§ **EXCERPT**:
··········

The 'sites' number shows how many unique IP addresses made requests
to the server during the reporting time period. This DOES NOT
mean the number of unique individual users (real people) that
visited, which is impossible to determine using just logs and
the HTTP protocol (however, this number might be about as close
as you will get).
Visits
Whenever a request is made to the server from a given IP address
(site), the amount of time since a previous request by the address
is calculated (if any). If the time difference is greater than
a pre-configured 'visit timeout' value (or has never made a request
before), it is considered a 'new visit', and this total is incremented
(both for the site, and the IP address). The default timeout value
is 30 minutes (can be changed), so if a user visits your site
at 1:00 in the afternoon, and then returns at 3:00, two visits
would be registered. Note: in the 'Top Sites' table, the visits
total should be discounted on 'Grouped' records, and thought of
as the "Minimum number of visits" that came from that
grouping instead. Note: Visits only occur on PageType requests,
that is, for any request whose URL is one of the 'page' types
defined with the PageType option. Due to the limitation of the
HTTP protocol, log rotations and other factors, this number should
not be taken as absolutely accurate, rather, it should be considered
a pretty close "guess".

··········

Dataset items
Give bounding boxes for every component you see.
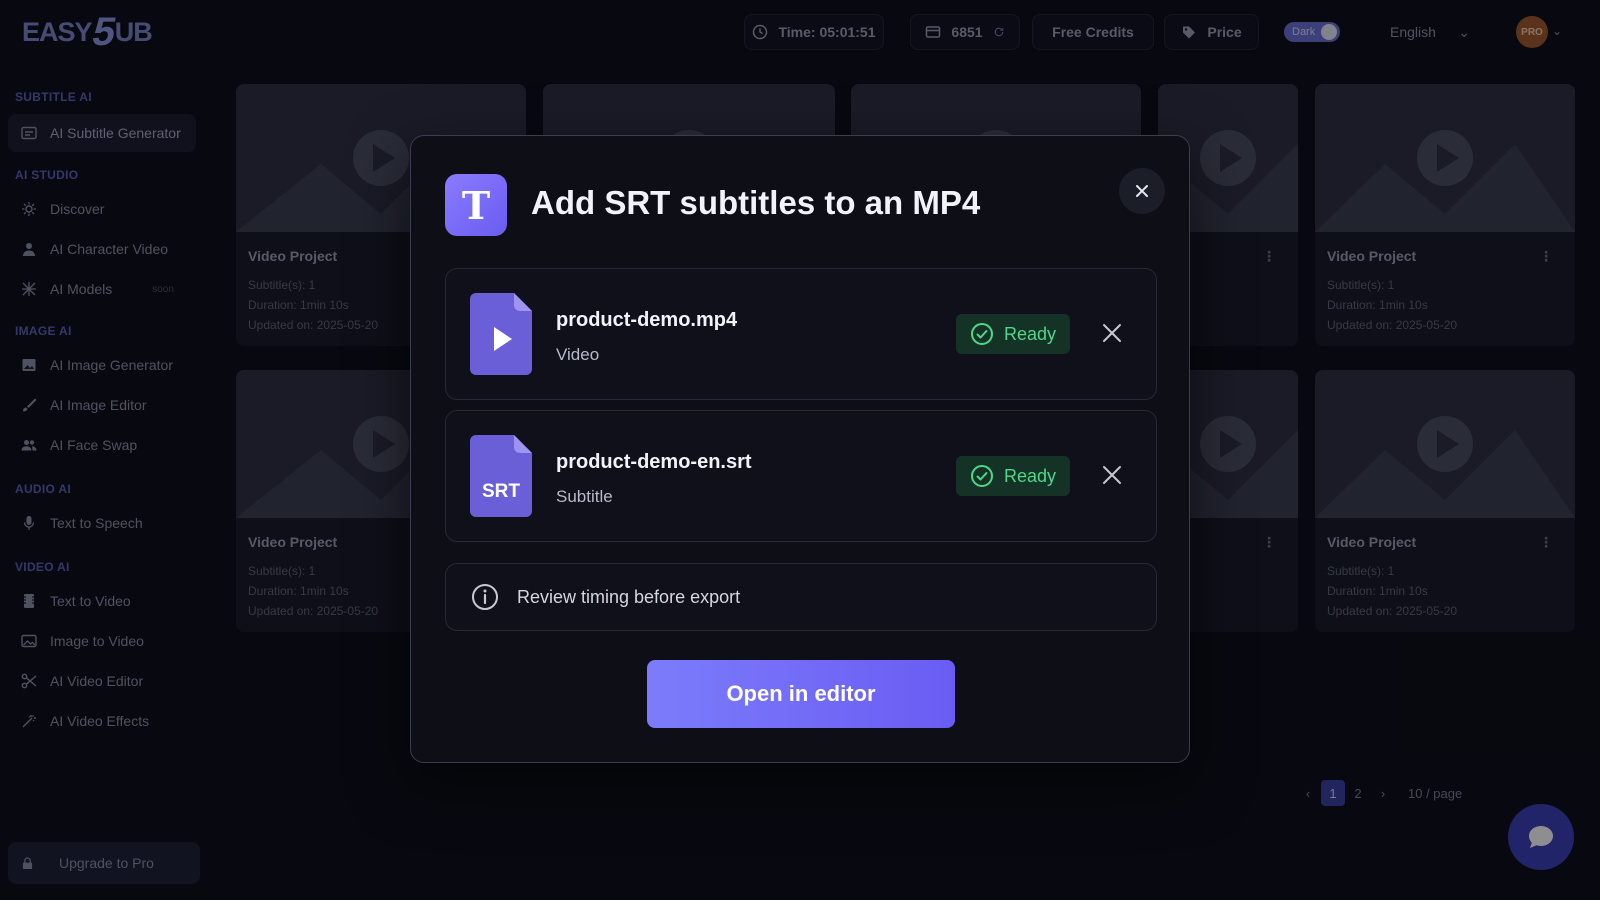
file-type: Video — [556, 345, 600, 364]
status-badge: Ready — [956, 456, 1070, 496]
note-text: Review timing before export — [517, 586, 741, 607]
close-icon — [1136, 185, 1148, 197]
dialog-title: Add SRT subtitles to an MP4 — [531, 184, 981, 221]
info-icon — [472, 584, 498, 610]
remove-file-button[interactable] — [1100, 321, 1124, 345]
app-badge-icon: T — [445, 174, 507, 236]
status-badge: Ready — [956, 314, 1070, 354]
timing-note: Review timing before export — [445, 563, 1157, 631]
open-in-editor-button[interactable]: Open in editor — [647, 660, 955, 728]
check-circle-icon — [971, 323, 993, 345]
add-subtitles-dialog: T Add SRT subtitles to an MP4 product-de… — [410, 135, 1190, 763]
status-label: Ready — [1004, 465, 1057, 486]
file-name: product-demo.mp4 — [556, 309, 738, 331]
video-file-icon — [470, 293, 532, 375]
status-label: Ready — [1004, 323, 1057, 344]
file-type: Subtitle — [556, 487, 613, 506]
srt-icon-label: SRT — [482, 481, 520, 502]
close-button[interactable] — [1119, 168, 1165, 214]
file-row-video: product-demo.mp4 Video Ready — [445, 268, 1157, 400]
remove-file-button[interactable] — [1100, 463, 1124, 487]
file-name: product-demo-en.srt — [556, 451, 752, 473]
srt-file-icon: SRT — [470, 435, 532, 517]
file-row-subtitle: SRT product-demo-en.srt Subtitle Ready — [445, 410, 1157, 542]
check-circle-icon — [971, 465, 993, 487]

··········

§ **WRITTEN REQUEST**:
Reproduce everything from "The 'sites' number" down to "you will get)." in the excerpt on sites and visits above.

§ **REPLY**:
The 'sites' number shows how many unique IP addresses made requests
to the server during the reporting time period. This DOES NOT
mean the number of unique individual users (real people) that
visited, which is impossible to determine using just logs and
the HTTP protocol (however, this number might be about as close
as you will get).